Instructions for the task: Which lines below hold the word "JSON"? Copy all of them.

— START Materials provided —

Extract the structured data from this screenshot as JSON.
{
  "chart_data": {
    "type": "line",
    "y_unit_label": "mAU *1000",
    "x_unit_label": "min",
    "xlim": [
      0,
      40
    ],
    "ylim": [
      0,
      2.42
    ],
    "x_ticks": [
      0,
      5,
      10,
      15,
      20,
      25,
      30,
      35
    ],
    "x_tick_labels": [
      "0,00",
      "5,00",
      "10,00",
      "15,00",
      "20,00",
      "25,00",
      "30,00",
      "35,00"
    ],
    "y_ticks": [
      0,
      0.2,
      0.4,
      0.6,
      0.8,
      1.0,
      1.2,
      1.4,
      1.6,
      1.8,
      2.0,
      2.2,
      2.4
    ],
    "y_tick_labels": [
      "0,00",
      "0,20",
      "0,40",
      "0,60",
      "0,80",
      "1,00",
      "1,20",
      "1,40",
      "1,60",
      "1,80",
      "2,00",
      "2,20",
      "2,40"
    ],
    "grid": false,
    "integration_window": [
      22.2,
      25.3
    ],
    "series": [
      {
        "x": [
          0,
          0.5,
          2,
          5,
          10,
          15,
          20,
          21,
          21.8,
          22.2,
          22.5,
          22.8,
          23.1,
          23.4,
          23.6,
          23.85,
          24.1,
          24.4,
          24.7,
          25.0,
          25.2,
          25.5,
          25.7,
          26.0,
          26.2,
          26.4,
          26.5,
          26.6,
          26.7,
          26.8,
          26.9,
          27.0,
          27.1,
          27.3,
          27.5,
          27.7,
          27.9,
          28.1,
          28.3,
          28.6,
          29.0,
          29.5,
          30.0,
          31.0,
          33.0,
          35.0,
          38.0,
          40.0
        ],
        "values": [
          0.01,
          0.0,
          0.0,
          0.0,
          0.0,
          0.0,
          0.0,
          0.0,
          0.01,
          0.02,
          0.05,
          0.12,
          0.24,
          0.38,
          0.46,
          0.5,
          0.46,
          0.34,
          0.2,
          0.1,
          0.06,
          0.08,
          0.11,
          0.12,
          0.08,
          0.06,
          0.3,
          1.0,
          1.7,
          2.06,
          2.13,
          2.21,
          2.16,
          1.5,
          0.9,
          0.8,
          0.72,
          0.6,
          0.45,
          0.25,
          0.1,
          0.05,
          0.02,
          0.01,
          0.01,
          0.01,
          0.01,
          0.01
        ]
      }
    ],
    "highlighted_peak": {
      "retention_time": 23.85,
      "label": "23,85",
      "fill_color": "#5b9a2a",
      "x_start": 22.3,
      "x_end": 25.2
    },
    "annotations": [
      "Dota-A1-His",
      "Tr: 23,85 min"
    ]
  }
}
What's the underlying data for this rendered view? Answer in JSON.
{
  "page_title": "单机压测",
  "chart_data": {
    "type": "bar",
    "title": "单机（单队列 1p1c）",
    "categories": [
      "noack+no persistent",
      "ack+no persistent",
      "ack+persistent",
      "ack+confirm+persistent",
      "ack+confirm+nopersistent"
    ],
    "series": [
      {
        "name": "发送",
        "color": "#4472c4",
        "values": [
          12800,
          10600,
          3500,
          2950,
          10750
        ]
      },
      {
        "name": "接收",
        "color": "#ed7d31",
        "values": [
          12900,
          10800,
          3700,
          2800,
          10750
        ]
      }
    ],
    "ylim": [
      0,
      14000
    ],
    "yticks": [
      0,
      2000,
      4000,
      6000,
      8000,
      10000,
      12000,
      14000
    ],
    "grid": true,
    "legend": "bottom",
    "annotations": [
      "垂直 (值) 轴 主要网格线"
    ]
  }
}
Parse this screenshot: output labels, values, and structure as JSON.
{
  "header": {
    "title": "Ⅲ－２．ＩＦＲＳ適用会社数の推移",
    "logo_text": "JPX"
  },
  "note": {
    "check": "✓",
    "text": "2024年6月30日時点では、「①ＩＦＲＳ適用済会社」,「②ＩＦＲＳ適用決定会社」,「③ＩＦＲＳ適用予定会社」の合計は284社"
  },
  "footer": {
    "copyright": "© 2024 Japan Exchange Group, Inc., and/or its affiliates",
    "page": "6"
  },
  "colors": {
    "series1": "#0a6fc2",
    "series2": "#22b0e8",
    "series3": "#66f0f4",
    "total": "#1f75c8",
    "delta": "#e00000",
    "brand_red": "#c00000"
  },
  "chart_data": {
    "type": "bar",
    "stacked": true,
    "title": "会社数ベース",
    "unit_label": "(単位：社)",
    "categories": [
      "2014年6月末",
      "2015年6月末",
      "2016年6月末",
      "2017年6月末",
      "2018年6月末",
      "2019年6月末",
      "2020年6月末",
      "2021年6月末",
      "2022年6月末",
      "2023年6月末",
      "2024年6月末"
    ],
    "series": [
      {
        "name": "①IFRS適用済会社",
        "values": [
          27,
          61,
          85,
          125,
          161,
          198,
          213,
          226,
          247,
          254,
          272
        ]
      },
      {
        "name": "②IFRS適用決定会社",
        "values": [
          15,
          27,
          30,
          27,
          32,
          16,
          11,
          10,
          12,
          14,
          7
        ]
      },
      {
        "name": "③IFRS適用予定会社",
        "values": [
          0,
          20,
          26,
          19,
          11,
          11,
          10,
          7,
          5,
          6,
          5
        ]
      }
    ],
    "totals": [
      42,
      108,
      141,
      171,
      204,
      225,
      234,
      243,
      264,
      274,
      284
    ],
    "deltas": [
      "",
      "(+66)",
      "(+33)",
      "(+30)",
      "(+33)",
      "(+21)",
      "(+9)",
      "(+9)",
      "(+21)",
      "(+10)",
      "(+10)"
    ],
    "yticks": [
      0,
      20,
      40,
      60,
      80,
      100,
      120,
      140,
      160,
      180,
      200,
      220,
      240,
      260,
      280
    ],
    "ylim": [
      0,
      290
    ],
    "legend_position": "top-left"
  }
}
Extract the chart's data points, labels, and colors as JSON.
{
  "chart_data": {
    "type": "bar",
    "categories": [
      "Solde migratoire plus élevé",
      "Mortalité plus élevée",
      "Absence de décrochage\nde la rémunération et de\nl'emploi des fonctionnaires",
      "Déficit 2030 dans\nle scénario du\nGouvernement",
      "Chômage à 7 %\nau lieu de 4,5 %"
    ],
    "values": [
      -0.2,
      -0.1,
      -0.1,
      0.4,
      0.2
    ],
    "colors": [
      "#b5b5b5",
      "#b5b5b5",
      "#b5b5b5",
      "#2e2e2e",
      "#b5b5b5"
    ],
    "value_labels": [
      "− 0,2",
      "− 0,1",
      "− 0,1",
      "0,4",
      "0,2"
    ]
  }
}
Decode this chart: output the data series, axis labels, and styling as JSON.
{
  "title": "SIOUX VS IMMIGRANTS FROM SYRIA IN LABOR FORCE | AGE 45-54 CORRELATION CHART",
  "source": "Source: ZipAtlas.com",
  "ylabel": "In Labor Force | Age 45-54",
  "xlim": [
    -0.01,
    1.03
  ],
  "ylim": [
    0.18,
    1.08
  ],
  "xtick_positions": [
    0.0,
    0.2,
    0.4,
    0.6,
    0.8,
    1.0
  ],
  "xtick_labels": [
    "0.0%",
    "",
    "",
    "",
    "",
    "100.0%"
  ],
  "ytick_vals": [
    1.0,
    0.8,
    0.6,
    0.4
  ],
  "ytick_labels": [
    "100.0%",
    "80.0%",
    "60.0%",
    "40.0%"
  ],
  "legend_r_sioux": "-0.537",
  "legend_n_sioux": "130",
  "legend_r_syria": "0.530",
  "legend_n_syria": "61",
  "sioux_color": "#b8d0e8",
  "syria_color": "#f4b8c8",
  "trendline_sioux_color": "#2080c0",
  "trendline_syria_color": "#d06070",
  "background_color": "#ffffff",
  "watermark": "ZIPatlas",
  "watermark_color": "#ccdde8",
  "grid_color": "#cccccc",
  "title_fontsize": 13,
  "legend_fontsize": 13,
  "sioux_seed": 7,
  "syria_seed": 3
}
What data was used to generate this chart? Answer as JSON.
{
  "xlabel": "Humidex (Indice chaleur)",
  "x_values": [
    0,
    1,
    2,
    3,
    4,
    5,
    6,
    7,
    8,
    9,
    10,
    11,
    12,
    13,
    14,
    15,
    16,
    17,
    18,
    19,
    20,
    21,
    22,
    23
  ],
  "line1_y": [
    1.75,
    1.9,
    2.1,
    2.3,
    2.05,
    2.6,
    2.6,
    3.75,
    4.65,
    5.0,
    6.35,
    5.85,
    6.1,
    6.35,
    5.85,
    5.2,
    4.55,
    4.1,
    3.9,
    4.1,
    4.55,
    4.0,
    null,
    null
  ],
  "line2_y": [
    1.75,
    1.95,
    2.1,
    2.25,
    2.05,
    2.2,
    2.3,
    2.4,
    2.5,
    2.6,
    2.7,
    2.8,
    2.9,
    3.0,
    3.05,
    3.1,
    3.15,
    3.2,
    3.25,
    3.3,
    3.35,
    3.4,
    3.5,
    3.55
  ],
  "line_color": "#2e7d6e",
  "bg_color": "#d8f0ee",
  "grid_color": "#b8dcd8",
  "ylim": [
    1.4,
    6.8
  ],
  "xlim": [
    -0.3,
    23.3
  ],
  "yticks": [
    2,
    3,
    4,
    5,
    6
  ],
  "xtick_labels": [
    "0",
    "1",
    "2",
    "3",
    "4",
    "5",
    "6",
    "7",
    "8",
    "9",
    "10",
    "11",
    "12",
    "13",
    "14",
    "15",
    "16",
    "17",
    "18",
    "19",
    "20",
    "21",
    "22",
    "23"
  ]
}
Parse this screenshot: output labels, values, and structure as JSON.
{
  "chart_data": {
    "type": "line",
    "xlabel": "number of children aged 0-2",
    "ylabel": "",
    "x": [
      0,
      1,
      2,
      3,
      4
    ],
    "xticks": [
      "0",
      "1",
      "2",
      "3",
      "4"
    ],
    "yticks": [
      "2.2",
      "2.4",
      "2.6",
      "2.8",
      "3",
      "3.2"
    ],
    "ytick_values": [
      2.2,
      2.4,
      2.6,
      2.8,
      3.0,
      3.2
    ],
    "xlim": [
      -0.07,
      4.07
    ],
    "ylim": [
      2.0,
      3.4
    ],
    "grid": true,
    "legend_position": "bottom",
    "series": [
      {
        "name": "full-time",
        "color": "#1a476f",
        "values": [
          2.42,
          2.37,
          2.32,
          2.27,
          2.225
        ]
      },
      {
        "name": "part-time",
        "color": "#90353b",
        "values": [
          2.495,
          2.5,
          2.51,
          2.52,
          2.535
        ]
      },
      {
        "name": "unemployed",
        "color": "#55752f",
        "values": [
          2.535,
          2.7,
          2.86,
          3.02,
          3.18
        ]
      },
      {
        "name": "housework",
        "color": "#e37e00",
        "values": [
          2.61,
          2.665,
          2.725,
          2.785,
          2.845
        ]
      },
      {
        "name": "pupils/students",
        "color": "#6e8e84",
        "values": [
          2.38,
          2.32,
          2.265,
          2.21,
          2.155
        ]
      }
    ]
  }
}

— END Materials provided —

Written solution:
Extract the structured data from this screenshot as JSON.
What's the underlying data for this rendered view? Answer in JSON.
Parse this screenshot: output labels, values, and structure as JSON.
Extract the chart's data points, labels, and colors as JSON.
Decode this chart: output the data series, axis labels, and styling as JSON.
What data was used to generate this chart? Answer as JSON.
Parse this screenshot: output labels, values, and structure as JSON.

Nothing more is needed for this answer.